* [Passage given]
========
# Specialized gone mad ?? penny pinching 2013 bike range,,



## blown out the back (22 Jul 2012)

Hi to all i am new to this forum mullarky and posted my first thread last week as new bike toss up thanks to all that replied,I have looked at the new 2013 specialized roubaix sport compact (£1500)and the ribble gran fondo 105 tripple,on closer inspection/comparison between the roubaix 2012 and the 2013 models which on first impresions appear cheaper than the 2012 models,Strange i thought they are using lower end chain/gear set ups still shimano but instead of getting tiagra or 105 they are now using 2300/sora running gear,you can get a mix of 105 shifters with tiagra crank and cassette and both mechs and breaks, it seems to me they are penny pinching as it would have cost no more than £75.00 to complete the 105 set up when your spending £1500 on a bike i expect 105 as standard and they have yet to sort that ugly cable under the top tube not internal cable route oh dear think i will spend my money on the gran fondo from ribble full 105 running gear better wheels and bars/stem/saddle for less than £1250, seems like a no brainer to me thanks again all,


----------



## mcshroom (22 Jul 2012)

and breathe!


----------



## blown out the back (22 Jul 2012)

THANKS just seem crzy to me '


----------



## slowmotion (22 Jul 2012)

I have a completely unsupportable suspicion that, when it comes to bikes costing about £1000, the year's new model costs £200 more, is painted differently, and has lower spec. running gear.
Buy last year's model and do yourself a favour. Better still, buy the year before that's model.


----------



## blown out the back (22 Jul 2012)

HI think you are right i may even get a bargain as who wants an old last years colour bike ,,me if its better spek and cheaper cheers toodaroo


----------



## Red Light (22 Jul 2012)

slowmotion said:


> Buy last year's model and do yourself a favour. Better still, buy the year before that's model.


 
Or this one is even better still


----------



## Norm (22 Jul 2012)

The down-spec to save money has been going on for a few years, as the Japanese Yen has dropped and they try to compensate with fitting cheaper components, for instance, my 2010 Secteur and Tricross both outspecced the following year's models.

It works against itself as well, as there's little incentive for me, for instance, to buy a newer bike as either the running gear would be lower or I'd have to go a fair way up the model tree.

It's also true that it wouldn't cost much extra to retain the 105 gear but that sort of thinking is why we are consumers, not marketing-types.


----------



## rollinstok (23 Jul 2012)

Being a tight git I have never bought a new current model of any bike. I have bought several " old " range clearouts with healthy discounts though. I would NEVER pay the RRP on any bike, the same as I have never paid RRP on any other major purchase.
There was recently a Scott Sportster 2011 on sale locally for £599 which was a 105 and tiagra mix which I thought was fair as list was £899 I think.. being Ebeneezer, I still didn't buy it !!


----------



## Powely (23 Jul 2012)

rollinstok said:


> I would NEVER pay the RRP on any bike, the same as I have never paid RRP on any other major purchase.
========
* [Jobs]
1/ Recast the listing as a numbered list, from its first line through the line containing "more-button[interactable]: 更多 [1029, 242, 1097, 274]", inclusive, with blank lines left out.
2/ Write the next part of the forum thread about the cheaper parts on Specialized's 2013 bikes, picking up after its last line.
========
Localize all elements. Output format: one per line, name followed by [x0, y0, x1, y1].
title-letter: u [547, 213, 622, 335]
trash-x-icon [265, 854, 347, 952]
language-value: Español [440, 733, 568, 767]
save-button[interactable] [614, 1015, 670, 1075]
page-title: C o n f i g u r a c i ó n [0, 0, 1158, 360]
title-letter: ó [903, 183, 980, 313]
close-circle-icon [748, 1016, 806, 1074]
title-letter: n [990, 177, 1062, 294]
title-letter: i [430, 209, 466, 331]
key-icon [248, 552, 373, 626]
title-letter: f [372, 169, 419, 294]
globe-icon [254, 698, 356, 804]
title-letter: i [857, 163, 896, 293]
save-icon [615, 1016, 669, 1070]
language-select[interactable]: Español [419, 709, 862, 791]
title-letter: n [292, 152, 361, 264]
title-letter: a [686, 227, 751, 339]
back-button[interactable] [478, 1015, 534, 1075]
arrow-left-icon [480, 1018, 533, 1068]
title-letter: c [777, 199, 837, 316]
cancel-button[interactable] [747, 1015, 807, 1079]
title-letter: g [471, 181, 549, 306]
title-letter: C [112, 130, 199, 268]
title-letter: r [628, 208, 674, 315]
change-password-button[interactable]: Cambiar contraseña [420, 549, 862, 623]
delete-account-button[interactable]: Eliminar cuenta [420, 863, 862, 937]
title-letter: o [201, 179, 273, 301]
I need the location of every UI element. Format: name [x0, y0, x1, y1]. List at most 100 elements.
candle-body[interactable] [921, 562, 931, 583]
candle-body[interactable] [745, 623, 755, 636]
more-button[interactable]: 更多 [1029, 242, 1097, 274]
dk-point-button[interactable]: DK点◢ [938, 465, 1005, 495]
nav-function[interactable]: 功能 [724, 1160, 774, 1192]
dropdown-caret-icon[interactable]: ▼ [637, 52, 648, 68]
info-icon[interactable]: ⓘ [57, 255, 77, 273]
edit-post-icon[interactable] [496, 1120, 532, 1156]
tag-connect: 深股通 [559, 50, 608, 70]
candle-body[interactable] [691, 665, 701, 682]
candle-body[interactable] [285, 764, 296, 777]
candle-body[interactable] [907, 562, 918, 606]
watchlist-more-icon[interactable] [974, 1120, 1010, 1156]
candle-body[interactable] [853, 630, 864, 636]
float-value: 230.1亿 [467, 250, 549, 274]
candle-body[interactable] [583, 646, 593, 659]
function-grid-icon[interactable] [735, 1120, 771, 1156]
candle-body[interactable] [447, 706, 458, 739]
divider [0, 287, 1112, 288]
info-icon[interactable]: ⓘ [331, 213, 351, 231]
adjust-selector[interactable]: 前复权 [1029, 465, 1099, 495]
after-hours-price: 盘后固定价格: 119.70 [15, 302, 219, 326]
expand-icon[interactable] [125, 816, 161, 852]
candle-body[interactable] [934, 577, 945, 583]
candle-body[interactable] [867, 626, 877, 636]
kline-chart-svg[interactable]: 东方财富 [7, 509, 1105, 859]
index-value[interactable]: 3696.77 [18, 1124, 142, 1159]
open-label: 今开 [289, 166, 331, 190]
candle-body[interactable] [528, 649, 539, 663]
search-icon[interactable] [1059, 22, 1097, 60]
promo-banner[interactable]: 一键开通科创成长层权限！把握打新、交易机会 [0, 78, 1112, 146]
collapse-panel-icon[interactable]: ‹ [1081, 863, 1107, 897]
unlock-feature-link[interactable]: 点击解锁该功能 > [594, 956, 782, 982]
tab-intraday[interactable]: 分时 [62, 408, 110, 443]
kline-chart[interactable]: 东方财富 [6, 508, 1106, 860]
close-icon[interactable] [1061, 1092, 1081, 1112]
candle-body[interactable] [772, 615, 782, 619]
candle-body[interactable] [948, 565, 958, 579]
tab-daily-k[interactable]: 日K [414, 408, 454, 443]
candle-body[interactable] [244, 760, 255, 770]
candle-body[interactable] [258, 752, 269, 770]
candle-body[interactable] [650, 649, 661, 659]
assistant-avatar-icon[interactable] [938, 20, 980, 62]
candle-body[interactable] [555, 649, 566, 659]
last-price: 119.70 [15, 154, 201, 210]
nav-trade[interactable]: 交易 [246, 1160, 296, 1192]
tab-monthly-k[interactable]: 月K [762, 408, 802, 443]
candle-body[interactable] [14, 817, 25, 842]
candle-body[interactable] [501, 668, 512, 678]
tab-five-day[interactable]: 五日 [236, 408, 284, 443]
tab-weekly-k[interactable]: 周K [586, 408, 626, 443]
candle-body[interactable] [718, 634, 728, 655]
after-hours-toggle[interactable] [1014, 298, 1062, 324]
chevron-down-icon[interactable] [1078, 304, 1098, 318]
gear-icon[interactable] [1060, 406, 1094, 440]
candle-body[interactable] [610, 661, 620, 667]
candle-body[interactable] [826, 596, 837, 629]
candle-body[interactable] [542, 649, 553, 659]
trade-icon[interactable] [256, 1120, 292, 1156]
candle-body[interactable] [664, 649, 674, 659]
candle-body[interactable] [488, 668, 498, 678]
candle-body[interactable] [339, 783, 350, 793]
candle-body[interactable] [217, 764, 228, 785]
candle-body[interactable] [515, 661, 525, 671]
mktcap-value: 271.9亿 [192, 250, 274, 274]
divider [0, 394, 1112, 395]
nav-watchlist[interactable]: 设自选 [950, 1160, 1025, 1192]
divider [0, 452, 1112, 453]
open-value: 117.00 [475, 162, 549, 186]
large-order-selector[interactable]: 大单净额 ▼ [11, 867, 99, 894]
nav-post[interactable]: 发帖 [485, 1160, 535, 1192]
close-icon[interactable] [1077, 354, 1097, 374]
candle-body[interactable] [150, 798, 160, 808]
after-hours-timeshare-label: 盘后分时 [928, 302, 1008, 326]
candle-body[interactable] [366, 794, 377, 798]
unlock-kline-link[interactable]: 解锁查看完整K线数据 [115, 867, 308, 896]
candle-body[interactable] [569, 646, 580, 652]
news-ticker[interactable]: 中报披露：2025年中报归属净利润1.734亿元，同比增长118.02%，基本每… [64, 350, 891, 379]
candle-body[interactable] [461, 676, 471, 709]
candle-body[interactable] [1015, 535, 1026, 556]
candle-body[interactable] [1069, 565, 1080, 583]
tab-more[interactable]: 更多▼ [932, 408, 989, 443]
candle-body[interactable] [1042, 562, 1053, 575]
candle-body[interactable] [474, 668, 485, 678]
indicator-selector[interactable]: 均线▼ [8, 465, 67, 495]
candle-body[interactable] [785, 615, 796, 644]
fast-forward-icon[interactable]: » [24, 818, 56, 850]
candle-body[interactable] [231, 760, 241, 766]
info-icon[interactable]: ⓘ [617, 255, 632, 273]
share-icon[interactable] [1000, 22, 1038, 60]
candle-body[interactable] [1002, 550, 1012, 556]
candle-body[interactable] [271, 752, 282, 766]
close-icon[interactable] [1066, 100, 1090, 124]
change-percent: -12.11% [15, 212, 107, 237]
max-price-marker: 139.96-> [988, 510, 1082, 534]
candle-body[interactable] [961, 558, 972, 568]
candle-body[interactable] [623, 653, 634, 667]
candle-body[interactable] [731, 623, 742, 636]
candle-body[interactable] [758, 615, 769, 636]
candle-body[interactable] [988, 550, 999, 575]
========
* [The results]
1/
1. Localize all elements. Output format: one per line, name followed by [x0, y0, x1, y1].
2. title-letter: u [547, 213, 622, 335]
3. trash-x-icon [265, 854, 347, 952]
4. language-value: Español [440, 733, 568, 767]
5. save-button[interactable] [614, 1015, 670, 1075]
6. page-title: C o n f i g u r a c i ó n [0, 0, 1158, 360]
7. title-letter: ó [903, 183, 980, 313]
8. close-circle-icon [748, 1016, 806, 1074]
9. title-letter: n [990, 177, 1062, 294]
10. title-letter: i [430, 209, 466, 331]
11. key-icon [248, 552, 373, 626]
12. title-letter: f [372, 169, 419, 294]
13. globe-icon [254, 698, 356, 804]
14. title-letter: i [857, 163, 896, 293]
15. save-icon [615, 1016, 669, 1070]
16. language-select[interactable]: Español [419, 709, 862, 791]
17. title-letter: n [292, 152, 361, 264]
18. title-letter: a [686, 227, 751, 339]
19. back-button[interactable] [478, 1015, 534, 1075]
20. arrow-left-icon [480, 1018, 533, 1068]
21. title-letter: c [777, 199, 837, 316]
22. cancel-button[interactable] [747, 1015, 807, 1079]
23. title-letter: g [471, 181, 549, 306]
24. title-letter: C [112, 130, 199, 268]
25. title-letter: r [628, 208, 674, 315]
26. change-password-button[interactable]: Cambiar contraseña [420, 549, 862, 623]
27. delete-account-button[interactable]: Eliminar cuenta [420, 863, 862, 937]
28. title-letter: o [201, 179, 273, 301]
29. I need the location of every UI element. Format: name [x0, y0, x1, y1]. List at most 100 elements.
30. candle-body[interactable] [921, 562, 931, 583]
31. candle-body[interactable] [745, 623, 755, 636]
32. more-button[interactable]: 更多 [1029, 242, 1097, 274]

2/
 
As a salesman I couldn't agree with the above more. Another tip is to try to find a shop where the salespeople are commission based (and sells the model you want of course) and they will be bending over backwards to make the sale. Just remember as you're getting towards the end of the salesperson's patter to go quiet whenever prices are mentioned and if you don't get a lower offer then hit him with a cheeky offer and see what he/she comes back with. Not sure if it's the same with bikes but clearing last seasons stock to make way for the next years products is normally a priority as the season ends so this will also be in your favour if you do go for a 2012 model. Good luck and let us know how you get on.

Just realised....all this said if you go for the Ribble you'll struggle to haggle as they are sole dealers of their own products (I think) but they seem good value for money anyway but why not give haggling a try anyway, what's the worst they can say?


----------



## zizou (23 Jul 2012)

The 2013 Specialized bikes have come down in price as well as the components, you can get a Tarmac for £1200...it might not be specced as well as the previous base model but it is £400 cheaper than it was last year.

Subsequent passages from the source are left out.